Task description: For the listing below, give the count of lines containing "object", and no other text.
:: Stored records ::
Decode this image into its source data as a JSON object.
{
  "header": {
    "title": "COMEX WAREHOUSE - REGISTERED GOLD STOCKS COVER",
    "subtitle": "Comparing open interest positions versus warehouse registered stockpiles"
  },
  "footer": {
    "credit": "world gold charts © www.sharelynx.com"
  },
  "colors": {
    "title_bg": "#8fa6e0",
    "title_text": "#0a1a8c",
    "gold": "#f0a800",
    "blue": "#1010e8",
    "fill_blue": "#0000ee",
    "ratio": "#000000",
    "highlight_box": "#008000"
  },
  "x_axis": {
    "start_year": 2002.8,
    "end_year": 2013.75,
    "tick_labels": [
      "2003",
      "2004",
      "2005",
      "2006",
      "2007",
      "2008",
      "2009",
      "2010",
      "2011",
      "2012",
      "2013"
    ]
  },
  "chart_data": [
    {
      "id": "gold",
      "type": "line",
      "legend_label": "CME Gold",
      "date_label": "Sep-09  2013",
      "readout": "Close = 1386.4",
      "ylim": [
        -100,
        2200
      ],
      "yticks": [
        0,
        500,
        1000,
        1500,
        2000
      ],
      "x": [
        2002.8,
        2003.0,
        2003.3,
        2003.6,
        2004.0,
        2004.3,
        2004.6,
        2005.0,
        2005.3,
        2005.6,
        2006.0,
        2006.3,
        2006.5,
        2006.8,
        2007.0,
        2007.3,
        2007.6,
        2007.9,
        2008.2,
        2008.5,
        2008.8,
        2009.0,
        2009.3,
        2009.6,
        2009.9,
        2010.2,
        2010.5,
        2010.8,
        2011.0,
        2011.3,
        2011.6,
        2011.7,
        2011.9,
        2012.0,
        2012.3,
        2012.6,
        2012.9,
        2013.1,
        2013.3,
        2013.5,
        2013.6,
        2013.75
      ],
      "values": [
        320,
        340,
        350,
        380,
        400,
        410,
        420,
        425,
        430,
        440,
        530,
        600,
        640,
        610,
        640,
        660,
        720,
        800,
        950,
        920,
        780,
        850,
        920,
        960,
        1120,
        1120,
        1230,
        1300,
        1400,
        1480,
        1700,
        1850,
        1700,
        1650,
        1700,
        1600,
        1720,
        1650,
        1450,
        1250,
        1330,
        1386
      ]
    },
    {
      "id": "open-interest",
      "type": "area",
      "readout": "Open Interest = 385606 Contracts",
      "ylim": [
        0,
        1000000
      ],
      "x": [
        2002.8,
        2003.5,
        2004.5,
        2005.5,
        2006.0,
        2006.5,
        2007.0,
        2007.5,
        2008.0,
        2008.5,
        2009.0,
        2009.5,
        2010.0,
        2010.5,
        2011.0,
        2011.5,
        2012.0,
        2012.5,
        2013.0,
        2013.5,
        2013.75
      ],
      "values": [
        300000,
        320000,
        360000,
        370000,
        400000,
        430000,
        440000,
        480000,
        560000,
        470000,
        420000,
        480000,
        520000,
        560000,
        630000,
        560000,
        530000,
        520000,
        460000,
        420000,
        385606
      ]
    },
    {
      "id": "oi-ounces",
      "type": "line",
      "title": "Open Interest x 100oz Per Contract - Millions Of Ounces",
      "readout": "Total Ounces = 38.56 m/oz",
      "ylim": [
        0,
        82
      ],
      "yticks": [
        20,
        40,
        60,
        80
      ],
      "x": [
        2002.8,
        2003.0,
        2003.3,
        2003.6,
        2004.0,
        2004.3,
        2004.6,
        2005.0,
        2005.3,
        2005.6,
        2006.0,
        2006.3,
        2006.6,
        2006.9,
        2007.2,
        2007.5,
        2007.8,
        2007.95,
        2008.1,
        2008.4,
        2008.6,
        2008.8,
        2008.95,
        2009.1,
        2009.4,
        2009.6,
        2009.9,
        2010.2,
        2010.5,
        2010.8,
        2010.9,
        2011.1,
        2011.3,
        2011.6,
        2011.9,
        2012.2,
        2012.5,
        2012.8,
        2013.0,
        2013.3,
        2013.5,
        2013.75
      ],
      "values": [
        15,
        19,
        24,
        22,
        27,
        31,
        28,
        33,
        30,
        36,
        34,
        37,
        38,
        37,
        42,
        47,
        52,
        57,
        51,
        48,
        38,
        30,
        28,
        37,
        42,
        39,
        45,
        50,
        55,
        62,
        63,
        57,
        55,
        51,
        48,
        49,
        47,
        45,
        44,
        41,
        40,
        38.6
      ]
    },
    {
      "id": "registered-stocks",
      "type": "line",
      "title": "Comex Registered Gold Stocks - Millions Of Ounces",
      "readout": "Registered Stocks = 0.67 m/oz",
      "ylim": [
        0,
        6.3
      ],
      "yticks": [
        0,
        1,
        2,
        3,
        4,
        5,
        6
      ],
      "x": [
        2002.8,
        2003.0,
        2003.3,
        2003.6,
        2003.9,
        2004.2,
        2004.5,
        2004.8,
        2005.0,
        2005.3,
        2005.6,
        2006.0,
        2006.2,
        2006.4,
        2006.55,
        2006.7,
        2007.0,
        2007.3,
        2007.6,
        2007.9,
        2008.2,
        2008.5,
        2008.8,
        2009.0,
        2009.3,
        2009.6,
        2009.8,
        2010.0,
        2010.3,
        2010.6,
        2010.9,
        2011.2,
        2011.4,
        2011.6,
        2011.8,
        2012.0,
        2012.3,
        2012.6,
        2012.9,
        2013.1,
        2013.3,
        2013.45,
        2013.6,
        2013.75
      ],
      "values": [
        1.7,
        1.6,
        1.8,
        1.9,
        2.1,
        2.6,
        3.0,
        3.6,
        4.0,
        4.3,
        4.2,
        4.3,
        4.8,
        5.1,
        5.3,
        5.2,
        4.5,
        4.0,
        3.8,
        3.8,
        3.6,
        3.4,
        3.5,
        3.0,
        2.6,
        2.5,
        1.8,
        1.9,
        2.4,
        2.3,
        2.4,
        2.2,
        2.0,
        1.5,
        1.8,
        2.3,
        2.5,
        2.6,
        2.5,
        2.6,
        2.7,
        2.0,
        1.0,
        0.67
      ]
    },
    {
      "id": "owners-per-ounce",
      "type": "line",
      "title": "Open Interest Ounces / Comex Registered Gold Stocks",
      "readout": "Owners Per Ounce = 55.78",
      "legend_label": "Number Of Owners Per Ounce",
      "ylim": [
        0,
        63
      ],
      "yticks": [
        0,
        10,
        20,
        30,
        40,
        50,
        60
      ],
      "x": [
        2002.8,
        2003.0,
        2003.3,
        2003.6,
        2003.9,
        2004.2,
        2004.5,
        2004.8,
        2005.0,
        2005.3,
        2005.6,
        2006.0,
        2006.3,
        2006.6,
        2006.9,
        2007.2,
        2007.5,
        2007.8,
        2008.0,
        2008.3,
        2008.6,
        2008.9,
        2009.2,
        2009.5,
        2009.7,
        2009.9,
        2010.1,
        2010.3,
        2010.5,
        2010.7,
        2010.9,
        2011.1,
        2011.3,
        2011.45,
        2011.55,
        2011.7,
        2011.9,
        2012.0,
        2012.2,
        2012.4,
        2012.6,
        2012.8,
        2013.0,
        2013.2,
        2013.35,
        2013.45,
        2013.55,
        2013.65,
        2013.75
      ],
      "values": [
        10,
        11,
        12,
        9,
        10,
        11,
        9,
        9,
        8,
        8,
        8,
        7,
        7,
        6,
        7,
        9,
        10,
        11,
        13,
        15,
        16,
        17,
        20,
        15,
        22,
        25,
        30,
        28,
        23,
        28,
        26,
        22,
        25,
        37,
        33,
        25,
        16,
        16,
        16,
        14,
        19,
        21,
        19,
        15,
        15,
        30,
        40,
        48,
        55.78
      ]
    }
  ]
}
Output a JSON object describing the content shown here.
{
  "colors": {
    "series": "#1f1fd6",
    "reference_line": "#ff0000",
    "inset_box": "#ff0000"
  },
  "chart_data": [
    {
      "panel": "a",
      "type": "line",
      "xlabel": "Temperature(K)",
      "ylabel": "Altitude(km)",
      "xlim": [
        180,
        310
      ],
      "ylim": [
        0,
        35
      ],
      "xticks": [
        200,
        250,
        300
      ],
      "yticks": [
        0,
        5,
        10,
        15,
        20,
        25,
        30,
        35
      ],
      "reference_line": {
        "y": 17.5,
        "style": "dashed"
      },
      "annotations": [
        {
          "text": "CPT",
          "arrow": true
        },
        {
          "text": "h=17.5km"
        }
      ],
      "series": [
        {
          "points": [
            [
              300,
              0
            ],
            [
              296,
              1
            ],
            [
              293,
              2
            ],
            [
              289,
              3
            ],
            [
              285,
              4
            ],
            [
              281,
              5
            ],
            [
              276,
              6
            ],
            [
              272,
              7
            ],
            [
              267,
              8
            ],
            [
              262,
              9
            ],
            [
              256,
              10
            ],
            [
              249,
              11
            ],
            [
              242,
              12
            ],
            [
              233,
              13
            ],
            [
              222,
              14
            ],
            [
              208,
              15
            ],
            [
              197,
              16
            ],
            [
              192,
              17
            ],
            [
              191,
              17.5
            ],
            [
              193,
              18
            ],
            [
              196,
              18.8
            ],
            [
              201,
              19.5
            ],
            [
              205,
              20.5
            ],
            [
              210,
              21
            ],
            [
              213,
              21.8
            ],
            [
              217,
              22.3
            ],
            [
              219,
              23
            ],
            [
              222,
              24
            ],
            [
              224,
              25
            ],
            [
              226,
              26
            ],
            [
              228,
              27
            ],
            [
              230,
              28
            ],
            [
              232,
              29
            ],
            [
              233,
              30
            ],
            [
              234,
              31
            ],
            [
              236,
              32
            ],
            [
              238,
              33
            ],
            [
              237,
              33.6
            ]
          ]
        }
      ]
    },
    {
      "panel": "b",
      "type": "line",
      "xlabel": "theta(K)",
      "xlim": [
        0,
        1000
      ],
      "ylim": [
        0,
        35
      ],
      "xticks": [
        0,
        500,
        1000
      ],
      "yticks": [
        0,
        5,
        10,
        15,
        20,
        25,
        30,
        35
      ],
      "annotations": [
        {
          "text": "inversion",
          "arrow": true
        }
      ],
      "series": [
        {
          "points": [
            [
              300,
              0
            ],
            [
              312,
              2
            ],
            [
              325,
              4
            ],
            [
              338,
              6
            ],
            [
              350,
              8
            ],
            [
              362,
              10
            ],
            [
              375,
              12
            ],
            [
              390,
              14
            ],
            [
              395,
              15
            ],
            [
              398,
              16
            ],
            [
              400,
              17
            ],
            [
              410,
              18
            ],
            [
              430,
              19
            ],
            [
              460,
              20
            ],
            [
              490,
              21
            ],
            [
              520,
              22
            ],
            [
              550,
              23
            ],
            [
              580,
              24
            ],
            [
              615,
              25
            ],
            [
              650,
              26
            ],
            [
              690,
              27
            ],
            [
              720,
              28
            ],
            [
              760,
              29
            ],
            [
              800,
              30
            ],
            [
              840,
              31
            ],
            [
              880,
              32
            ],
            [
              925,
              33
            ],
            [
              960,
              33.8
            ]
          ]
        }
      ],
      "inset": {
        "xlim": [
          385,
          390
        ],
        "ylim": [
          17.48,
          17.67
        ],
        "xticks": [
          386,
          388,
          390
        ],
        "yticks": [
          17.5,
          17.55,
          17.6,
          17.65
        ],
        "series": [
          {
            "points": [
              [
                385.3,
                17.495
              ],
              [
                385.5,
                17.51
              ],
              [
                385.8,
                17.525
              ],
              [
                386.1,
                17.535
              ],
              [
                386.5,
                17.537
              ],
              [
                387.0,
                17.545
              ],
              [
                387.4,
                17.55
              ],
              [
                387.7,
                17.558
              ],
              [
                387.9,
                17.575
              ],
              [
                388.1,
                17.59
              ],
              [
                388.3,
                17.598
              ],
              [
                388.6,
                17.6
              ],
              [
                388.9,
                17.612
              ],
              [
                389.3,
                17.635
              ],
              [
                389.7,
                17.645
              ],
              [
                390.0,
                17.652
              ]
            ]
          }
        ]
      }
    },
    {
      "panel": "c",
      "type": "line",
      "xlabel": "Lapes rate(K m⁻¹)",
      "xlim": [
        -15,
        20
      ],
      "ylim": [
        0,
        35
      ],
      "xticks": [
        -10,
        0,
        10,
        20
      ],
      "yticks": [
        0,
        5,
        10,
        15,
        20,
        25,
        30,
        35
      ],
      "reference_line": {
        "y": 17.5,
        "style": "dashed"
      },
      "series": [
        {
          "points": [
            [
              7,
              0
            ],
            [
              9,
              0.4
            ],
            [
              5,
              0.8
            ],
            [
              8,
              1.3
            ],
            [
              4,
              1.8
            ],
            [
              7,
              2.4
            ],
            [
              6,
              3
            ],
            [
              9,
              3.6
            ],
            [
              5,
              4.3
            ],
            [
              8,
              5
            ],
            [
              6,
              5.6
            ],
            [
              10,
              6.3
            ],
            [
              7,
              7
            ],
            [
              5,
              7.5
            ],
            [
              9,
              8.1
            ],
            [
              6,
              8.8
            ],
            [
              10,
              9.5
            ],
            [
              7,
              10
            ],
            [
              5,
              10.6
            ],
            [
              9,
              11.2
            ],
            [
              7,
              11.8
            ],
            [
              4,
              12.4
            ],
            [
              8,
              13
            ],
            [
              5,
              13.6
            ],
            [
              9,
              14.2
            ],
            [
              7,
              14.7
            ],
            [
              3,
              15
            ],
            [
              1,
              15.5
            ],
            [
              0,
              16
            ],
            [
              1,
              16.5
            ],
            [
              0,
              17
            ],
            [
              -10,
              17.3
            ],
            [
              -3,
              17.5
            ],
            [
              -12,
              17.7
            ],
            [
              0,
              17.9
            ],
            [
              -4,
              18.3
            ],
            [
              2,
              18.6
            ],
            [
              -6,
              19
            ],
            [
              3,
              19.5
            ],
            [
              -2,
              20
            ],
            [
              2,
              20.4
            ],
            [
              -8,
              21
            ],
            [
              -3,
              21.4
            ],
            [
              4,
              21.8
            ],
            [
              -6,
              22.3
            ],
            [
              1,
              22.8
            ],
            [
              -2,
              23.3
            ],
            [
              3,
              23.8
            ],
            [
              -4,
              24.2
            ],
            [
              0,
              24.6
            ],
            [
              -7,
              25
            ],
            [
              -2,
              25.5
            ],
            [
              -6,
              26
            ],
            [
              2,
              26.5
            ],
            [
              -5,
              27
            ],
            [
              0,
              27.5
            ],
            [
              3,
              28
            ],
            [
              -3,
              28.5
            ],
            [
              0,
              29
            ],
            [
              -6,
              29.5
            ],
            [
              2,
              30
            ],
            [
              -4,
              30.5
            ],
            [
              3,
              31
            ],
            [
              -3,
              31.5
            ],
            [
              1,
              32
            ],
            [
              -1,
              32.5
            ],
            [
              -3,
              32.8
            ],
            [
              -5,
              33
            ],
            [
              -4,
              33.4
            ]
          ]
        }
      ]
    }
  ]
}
:::
Task answer: 2